**Your assignment**
Each line from the one containing "Transcribe this image's" through the end of the entries below must be output exactly; no other line belongs.

START Dataset records

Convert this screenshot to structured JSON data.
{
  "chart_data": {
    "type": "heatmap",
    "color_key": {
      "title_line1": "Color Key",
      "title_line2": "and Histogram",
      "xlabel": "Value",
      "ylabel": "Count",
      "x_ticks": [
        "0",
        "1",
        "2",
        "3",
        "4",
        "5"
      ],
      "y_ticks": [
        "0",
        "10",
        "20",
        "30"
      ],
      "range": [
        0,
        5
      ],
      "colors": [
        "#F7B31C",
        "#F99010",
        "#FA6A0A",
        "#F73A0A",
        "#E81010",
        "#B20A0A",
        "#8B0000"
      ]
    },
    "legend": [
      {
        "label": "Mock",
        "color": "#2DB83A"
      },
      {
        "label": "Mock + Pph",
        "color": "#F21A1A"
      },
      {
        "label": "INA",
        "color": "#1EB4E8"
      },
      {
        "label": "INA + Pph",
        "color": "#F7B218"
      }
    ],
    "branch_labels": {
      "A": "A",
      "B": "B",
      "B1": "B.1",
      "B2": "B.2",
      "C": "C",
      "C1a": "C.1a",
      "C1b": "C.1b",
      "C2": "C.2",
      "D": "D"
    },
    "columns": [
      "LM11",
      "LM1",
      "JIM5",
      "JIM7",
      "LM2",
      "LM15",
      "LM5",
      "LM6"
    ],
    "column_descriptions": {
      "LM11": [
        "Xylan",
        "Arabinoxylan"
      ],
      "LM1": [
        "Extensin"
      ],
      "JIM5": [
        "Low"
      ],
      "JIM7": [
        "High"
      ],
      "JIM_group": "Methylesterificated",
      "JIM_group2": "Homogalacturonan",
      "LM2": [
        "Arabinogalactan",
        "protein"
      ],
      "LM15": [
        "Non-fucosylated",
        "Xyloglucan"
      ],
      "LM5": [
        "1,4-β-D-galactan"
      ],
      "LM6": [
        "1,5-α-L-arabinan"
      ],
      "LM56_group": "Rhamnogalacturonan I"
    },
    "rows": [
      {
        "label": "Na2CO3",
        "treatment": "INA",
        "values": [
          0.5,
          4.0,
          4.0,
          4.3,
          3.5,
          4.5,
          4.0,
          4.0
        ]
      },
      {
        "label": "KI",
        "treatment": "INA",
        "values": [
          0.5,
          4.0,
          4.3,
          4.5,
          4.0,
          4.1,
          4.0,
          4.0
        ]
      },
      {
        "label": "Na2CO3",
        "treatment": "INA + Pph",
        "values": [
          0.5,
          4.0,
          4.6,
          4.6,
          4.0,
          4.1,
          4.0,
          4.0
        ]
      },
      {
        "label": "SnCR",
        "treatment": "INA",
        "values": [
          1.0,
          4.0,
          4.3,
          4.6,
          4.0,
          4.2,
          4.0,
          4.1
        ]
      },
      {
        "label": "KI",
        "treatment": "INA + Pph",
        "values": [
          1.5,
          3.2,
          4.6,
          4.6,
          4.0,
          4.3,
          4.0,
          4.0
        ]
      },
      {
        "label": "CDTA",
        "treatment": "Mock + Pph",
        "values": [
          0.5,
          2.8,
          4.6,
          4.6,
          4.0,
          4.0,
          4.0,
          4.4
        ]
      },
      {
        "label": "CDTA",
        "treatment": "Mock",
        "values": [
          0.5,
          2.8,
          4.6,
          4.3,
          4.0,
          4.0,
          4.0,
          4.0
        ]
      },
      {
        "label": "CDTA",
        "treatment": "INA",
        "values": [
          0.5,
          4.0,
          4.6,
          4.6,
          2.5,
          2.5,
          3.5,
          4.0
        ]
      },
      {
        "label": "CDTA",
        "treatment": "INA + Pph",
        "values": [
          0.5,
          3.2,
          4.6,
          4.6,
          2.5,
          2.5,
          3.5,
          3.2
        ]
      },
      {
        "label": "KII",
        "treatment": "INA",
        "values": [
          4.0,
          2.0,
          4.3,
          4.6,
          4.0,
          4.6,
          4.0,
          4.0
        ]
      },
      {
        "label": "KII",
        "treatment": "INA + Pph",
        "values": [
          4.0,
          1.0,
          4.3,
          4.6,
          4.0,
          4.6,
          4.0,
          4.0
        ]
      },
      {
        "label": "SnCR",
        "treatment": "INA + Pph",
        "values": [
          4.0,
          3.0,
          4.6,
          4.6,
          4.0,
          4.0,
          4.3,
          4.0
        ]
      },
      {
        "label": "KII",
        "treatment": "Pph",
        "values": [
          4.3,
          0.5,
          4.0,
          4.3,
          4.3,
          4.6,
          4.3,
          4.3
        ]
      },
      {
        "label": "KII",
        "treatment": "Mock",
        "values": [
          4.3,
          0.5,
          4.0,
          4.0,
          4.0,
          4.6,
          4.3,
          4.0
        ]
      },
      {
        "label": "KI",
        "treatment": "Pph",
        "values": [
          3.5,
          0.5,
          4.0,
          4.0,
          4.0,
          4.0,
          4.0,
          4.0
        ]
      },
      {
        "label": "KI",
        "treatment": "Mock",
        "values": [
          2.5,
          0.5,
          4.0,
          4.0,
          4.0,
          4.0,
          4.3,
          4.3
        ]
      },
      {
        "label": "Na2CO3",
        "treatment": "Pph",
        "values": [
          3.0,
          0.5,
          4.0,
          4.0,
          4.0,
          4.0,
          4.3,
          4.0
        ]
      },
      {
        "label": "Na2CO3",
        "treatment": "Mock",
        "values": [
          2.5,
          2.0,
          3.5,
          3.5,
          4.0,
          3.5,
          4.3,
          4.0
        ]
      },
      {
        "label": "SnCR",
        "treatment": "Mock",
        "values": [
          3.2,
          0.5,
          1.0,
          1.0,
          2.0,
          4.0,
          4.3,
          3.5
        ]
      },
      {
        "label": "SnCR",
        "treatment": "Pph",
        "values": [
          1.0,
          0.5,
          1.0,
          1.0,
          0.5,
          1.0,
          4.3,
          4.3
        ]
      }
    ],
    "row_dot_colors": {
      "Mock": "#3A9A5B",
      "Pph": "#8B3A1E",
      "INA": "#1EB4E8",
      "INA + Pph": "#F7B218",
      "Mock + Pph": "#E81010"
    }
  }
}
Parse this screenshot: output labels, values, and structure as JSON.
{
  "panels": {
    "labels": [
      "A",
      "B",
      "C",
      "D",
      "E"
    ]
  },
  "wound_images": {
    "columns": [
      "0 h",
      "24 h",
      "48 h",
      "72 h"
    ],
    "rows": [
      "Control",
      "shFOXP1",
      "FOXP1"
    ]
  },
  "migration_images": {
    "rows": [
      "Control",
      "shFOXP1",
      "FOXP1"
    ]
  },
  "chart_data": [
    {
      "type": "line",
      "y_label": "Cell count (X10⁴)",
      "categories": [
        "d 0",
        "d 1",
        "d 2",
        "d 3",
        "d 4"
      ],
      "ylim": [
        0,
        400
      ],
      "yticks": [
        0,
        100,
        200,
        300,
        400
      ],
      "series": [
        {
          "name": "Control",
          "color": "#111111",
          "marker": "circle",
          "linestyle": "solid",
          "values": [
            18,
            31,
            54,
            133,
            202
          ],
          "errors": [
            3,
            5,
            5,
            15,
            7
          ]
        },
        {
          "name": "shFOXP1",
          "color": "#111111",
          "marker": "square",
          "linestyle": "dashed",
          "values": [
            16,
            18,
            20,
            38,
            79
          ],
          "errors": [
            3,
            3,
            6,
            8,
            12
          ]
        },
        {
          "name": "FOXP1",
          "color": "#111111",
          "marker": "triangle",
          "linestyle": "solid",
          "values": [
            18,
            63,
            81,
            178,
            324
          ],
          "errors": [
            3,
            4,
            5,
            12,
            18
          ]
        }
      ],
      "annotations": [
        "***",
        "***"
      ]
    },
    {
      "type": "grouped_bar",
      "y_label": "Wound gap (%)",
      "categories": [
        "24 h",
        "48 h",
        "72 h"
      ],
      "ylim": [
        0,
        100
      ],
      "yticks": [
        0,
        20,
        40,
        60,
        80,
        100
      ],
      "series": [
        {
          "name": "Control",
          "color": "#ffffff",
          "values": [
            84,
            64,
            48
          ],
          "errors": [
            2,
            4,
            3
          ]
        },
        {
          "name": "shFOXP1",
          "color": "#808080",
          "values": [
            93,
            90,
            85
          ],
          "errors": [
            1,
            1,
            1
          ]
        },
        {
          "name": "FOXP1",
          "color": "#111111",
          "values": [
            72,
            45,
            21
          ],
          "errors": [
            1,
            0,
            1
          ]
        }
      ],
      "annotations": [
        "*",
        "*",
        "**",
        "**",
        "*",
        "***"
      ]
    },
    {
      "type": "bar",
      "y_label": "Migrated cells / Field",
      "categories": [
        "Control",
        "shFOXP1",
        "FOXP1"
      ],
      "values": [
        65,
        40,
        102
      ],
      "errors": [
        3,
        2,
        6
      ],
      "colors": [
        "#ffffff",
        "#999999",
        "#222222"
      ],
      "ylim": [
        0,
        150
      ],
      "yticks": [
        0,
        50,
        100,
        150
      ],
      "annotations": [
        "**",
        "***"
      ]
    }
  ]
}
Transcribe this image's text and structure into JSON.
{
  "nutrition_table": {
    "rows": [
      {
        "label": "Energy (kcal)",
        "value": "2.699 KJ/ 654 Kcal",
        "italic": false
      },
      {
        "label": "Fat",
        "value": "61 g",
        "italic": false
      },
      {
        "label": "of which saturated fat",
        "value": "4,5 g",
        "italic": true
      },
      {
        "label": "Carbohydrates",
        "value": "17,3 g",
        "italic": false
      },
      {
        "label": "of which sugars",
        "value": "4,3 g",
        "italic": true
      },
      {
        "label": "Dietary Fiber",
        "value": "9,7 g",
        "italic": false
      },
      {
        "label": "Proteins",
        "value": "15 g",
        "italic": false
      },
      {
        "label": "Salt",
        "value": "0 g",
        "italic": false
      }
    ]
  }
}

END Dataset records

**Written response**
Transcribe this image's text and structure into JSON.
{
  "nutrition_table": {
    "rows": [
      {
        "label": "Energy (kcal)",
        "value": "2.699 KJ/ 654 Kcal",
        "italic": false
      },
      {
        "label": "Fat",
        "value": "61 g",
        "italic": false
      },
      {
        "label": "of which saturated fat",
        "value": "4,5 g",
        "italic": true
      },
      {
        "label": "Carbohydrates",
        "value": "17,3 g",
        "italic": false
      },
      {
        "label": "of which sugars",
        "value": "4,3 g",
        "italic": true
      },
      {
        "label": "Dietary Fiber",
        "value": "9,7 g",
        "italic": false
      },
      {
        "label": "Proteins",
        "value": "15 g",
        "italic": false
      },
      {
        "label": "Salt",
        "value": "0 g",
        "italic": false
      }
    ]
  }
}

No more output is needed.